• Exercise
Read the records below. Copy each line where the string "patients" occurs.
+++ Available records
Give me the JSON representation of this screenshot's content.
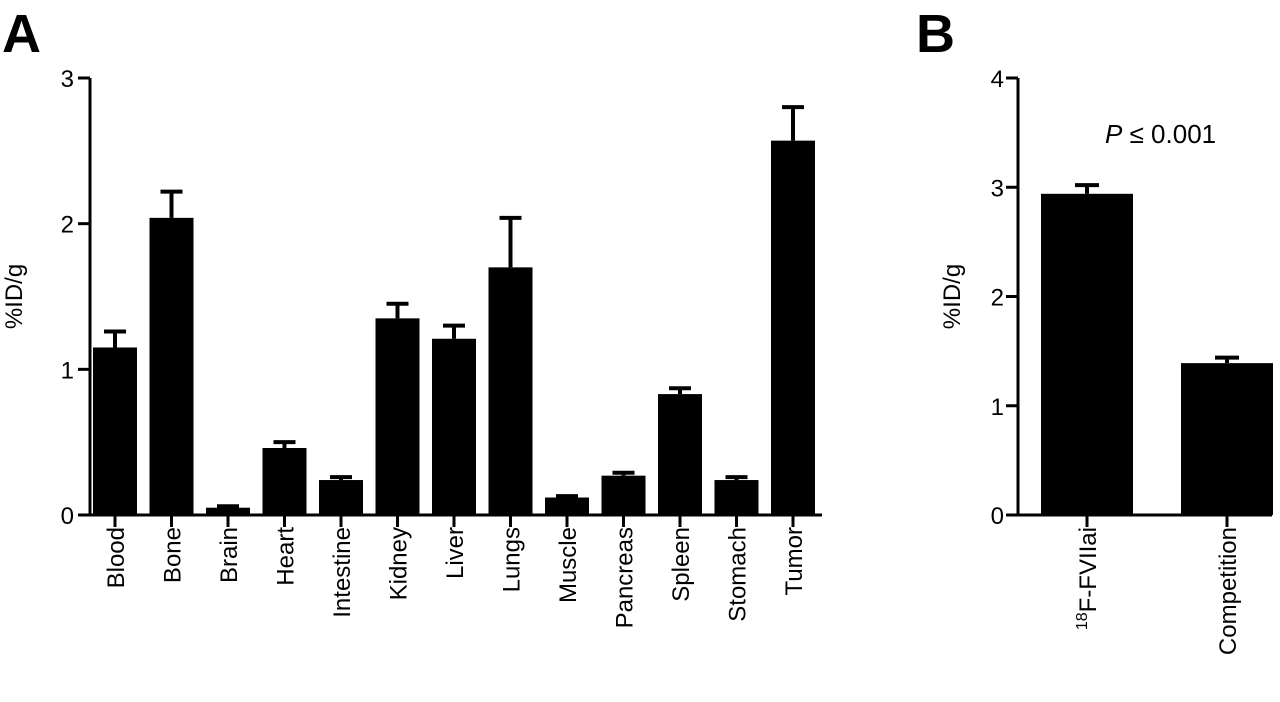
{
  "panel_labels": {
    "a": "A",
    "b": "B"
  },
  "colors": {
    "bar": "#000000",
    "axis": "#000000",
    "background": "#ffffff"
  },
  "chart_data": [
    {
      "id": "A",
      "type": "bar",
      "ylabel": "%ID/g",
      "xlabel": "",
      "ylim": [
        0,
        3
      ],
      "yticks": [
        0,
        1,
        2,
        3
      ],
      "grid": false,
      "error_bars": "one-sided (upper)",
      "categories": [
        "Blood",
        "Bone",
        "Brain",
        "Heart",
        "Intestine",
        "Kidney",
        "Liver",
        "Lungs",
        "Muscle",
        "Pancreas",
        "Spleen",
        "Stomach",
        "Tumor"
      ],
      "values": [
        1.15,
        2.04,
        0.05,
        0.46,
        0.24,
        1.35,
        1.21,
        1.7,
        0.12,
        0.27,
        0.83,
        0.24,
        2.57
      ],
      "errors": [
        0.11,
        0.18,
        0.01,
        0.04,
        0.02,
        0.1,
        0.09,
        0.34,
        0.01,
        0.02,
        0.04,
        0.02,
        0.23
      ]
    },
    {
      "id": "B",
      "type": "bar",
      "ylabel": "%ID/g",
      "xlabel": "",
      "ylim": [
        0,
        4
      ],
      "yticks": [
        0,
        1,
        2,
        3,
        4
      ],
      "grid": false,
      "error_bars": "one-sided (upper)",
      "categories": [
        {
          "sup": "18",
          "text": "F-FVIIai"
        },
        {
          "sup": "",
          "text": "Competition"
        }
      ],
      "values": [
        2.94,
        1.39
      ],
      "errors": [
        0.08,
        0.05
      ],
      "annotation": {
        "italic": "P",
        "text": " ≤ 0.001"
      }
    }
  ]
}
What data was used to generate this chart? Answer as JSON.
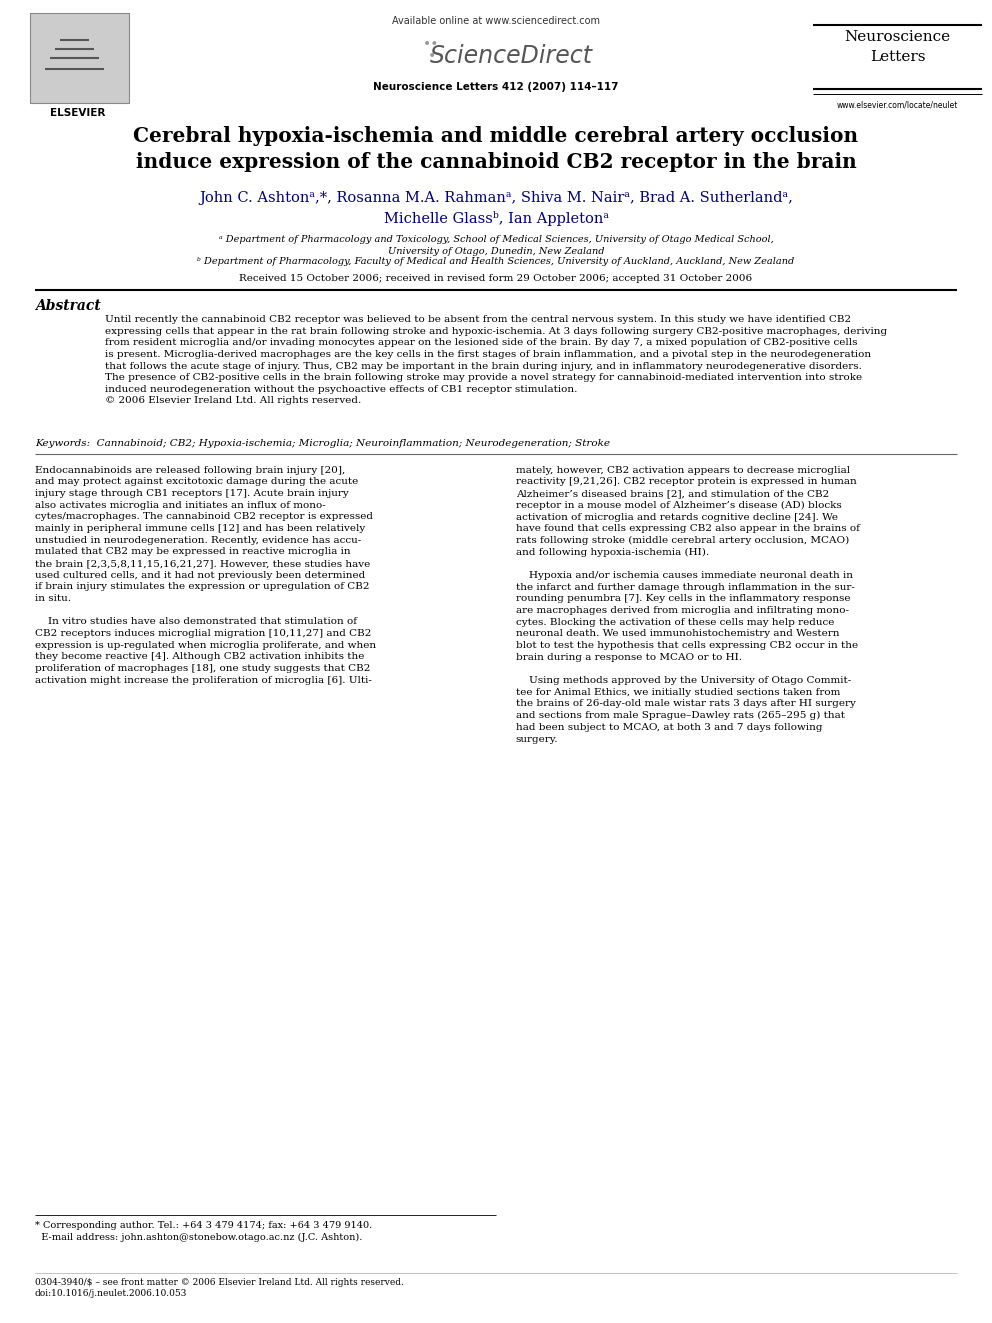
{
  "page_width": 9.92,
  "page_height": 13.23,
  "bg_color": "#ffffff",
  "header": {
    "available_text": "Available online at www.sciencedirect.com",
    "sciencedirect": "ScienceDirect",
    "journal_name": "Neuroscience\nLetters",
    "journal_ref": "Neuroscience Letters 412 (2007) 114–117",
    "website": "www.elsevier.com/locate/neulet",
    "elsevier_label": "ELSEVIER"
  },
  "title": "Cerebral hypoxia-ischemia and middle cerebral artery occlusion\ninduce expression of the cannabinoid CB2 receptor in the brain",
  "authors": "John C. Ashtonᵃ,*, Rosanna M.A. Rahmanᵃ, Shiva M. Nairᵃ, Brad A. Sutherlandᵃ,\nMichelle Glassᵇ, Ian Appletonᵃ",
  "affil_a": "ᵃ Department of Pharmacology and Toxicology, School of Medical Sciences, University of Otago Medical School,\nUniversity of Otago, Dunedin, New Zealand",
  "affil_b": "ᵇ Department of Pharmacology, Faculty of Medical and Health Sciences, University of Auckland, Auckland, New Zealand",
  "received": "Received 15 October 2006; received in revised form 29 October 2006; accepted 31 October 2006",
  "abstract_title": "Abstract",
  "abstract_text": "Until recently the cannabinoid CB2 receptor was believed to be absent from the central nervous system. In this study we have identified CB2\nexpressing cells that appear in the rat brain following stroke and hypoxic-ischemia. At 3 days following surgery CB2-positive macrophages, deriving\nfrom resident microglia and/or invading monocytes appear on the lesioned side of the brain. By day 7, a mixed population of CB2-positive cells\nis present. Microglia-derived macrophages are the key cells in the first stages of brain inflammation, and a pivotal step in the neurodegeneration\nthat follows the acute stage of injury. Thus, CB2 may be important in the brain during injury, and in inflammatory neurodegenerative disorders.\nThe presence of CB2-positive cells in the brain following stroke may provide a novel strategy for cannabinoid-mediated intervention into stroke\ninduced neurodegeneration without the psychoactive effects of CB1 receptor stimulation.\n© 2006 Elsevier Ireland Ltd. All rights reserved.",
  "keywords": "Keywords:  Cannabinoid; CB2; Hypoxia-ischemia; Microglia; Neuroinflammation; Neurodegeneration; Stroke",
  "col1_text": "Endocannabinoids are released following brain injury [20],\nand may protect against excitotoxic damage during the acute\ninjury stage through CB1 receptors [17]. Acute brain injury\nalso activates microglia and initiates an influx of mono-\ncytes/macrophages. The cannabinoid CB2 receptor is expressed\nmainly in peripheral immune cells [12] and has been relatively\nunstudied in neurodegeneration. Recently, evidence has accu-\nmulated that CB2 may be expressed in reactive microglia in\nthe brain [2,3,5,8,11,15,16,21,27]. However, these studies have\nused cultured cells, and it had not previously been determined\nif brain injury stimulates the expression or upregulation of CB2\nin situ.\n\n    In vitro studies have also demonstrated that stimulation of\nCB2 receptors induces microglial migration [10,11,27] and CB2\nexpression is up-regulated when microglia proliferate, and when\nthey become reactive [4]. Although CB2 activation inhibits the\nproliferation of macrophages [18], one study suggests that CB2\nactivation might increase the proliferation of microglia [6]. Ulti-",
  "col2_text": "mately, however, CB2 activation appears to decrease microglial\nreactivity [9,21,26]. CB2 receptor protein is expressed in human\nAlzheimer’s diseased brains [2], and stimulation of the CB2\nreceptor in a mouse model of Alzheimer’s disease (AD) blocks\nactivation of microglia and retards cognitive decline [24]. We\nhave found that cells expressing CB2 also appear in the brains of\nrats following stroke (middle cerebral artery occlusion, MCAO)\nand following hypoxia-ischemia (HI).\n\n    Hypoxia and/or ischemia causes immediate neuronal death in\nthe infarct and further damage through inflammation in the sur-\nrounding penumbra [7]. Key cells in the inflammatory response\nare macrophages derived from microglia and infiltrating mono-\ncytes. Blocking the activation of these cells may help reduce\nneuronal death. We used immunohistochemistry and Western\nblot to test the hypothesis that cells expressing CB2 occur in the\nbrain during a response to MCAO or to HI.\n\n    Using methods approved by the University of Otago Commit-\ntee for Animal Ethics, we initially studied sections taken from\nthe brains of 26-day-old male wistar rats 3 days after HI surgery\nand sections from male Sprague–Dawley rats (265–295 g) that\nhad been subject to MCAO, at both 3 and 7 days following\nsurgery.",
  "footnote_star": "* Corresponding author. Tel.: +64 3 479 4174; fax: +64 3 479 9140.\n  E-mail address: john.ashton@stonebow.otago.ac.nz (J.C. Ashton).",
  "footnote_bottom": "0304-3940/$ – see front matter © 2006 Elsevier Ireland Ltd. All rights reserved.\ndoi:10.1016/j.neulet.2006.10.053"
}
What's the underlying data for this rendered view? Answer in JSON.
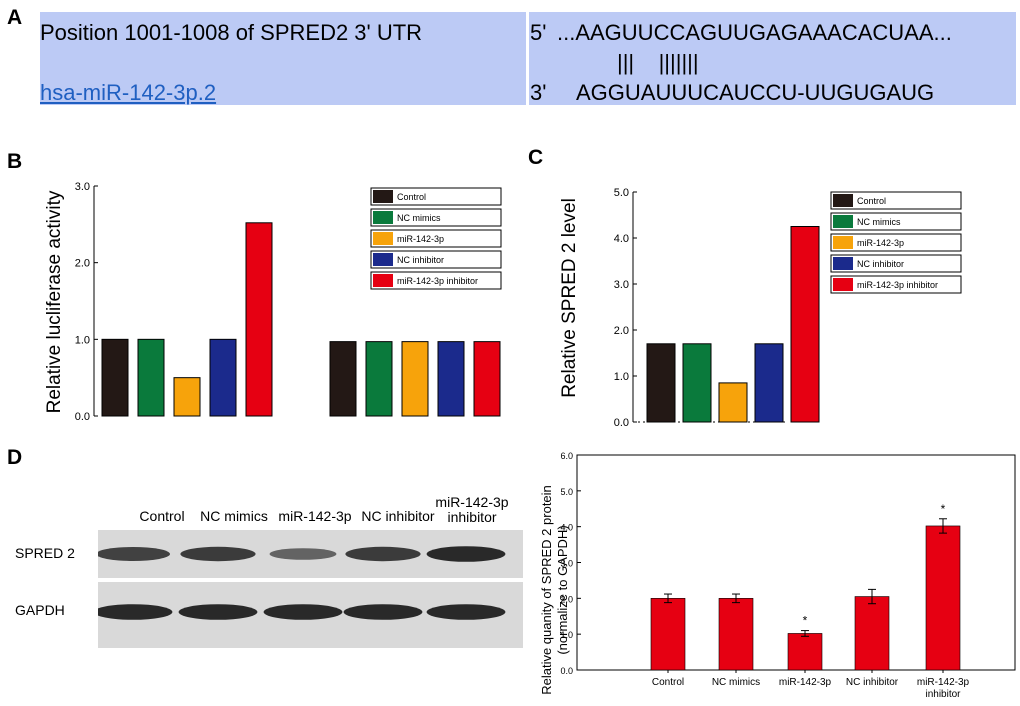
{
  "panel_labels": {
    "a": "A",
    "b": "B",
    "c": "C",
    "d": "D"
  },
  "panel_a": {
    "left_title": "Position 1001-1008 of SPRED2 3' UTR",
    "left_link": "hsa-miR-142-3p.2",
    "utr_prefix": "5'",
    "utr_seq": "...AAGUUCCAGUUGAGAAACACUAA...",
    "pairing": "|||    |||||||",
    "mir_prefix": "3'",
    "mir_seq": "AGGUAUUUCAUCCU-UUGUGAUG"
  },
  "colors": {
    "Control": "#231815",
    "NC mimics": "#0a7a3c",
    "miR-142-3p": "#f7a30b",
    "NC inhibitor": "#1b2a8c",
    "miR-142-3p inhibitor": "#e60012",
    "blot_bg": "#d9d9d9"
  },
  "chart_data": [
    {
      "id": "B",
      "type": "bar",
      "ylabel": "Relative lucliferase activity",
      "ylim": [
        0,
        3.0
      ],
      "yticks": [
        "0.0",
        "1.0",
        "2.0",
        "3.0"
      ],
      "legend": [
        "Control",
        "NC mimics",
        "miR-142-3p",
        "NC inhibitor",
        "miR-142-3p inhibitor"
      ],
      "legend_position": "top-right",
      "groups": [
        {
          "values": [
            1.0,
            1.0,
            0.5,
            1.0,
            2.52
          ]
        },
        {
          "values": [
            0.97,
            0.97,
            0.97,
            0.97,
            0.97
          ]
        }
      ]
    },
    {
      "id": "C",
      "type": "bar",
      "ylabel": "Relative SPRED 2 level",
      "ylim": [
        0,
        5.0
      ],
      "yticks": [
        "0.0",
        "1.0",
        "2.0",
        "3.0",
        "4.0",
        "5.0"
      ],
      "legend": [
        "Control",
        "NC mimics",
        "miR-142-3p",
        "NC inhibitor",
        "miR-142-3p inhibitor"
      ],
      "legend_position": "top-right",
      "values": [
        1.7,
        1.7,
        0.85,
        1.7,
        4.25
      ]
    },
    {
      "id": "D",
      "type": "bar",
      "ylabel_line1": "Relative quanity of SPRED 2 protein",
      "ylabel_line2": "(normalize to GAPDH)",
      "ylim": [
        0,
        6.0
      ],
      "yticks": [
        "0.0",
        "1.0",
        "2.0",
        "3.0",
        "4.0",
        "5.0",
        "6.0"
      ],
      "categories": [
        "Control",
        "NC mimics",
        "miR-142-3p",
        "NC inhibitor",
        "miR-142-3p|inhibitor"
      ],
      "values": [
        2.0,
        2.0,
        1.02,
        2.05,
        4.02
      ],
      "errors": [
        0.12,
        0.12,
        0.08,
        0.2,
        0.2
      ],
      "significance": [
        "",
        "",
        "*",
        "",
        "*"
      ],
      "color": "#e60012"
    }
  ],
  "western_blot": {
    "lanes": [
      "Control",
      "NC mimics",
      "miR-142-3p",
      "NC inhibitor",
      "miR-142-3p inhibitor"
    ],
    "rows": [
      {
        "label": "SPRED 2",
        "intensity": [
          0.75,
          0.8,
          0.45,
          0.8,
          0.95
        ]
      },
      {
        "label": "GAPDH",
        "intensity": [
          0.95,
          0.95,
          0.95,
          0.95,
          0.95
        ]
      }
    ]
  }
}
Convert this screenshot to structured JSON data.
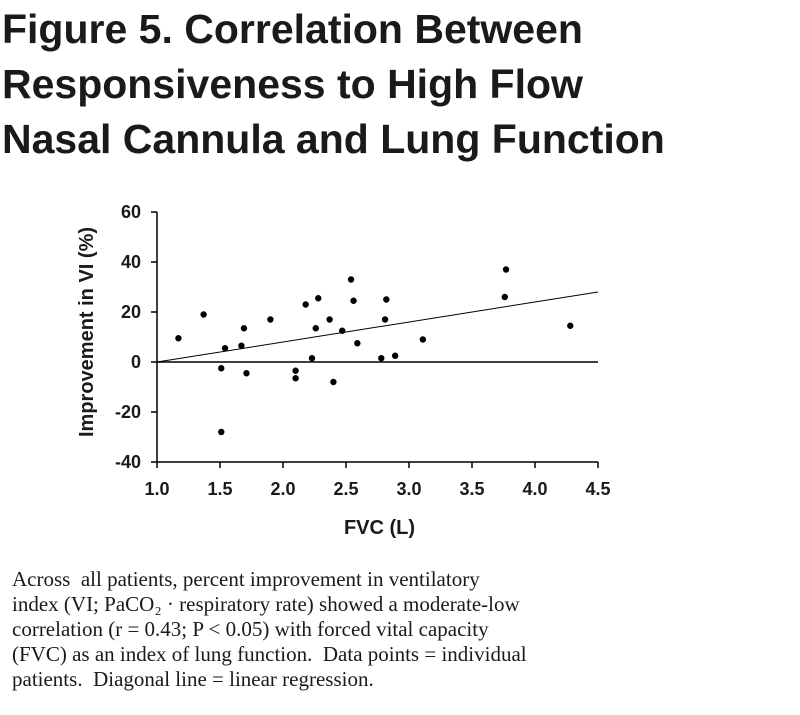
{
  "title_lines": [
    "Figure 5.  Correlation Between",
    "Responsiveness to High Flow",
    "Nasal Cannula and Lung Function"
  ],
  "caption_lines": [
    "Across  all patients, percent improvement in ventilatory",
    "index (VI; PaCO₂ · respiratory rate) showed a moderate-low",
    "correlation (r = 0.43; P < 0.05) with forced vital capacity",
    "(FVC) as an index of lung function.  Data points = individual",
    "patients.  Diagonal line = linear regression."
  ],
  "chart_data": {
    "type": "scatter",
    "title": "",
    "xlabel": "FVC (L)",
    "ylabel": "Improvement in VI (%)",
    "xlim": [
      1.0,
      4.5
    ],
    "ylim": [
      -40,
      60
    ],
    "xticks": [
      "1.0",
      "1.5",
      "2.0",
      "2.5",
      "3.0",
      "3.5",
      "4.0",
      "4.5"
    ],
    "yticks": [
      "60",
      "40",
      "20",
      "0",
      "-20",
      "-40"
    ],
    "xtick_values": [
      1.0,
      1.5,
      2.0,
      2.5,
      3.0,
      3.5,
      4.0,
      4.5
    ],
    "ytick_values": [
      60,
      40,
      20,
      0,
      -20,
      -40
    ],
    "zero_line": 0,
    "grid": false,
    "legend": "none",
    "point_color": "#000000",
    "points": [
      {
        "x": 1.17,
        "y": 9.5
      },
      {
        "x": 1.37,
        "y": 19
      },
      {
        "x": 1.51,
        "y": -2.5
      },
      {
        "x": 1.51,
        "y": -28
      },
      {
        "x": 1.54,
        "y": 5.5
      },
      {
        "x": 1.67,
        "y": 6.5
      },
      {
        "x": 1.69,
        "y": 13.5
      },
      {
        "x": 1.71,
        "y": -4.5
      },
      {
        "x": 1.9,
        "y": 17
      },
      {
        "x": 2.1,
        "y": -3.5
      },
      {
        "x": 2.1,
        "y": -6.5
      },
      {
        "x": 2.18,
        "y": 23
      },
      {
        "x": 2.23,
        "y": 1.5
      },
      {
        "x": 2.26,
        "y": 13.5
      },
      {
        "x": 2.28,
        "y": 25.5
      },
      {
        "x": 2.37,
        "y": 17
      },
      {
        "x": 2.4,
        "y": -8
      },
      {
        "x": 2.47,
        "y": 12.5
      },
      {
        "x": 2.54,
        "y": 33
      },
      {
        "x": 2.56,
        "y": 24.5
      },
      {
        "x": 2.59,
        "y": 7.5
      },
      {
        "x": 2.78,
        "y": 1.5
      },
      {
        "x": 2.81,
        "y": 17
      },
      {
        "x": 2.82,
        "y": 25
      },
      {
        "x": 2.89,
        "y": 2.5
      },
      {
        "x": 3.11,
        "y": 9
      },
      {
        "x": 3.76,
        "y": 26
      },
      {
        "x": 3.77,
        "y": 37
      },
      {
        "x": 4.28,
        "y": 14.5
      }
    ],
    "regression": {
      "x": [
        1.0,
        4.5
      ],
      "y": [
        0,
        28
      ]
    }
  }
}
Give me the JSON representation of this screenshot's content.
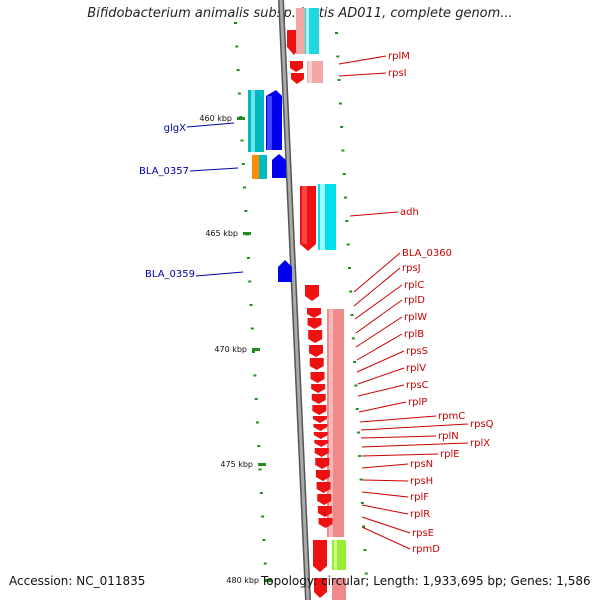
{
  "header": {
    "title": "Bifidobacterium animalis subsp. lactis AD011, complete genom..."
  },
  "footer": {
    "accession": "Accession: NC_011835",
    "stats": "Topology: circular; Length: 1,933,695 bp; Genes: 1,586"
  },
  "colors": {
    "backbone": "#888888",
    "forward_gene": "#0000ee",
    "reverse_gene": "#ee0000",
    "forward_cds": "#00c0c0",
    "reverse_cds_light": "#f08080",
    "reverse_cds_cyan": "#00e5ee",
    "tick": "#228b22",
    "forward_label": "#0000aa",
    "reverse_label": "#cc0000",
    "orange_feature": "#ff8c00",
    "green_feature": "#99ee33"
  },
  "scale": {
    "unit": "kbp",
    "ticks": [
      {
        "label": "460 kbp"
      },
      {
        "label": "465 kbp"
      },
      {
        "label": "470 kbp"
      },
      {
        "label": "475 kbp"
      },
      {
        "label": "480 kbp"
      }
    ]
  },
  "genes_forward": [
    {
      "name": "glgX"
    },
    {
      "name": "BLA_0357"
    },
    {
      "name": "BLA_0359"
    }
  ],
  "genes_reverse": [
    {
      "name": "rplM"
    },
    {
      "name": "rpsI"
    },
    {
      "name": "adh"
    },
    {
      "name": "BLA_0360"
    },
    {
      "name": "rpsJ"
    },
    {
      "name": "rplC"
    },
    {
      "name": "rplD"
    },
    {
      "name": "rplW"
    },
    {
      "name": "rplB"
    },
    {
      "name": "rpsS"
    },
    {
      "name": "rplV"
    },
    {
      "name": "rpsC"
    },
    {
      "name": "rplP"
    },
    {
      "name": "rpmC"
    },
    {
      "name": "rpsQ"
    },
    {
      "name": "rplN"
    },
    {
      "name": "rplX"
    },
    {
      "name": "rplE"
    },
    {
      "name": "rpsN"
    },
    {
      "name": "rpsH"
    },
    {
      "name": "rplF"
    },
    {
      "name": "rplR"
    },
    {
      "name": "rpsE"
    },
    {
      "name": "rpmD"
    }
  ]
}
++++++
• Final answer
    "Across  all patients, percent improvement in ventilatory",
    "patients.  Diagonal line = linear regression."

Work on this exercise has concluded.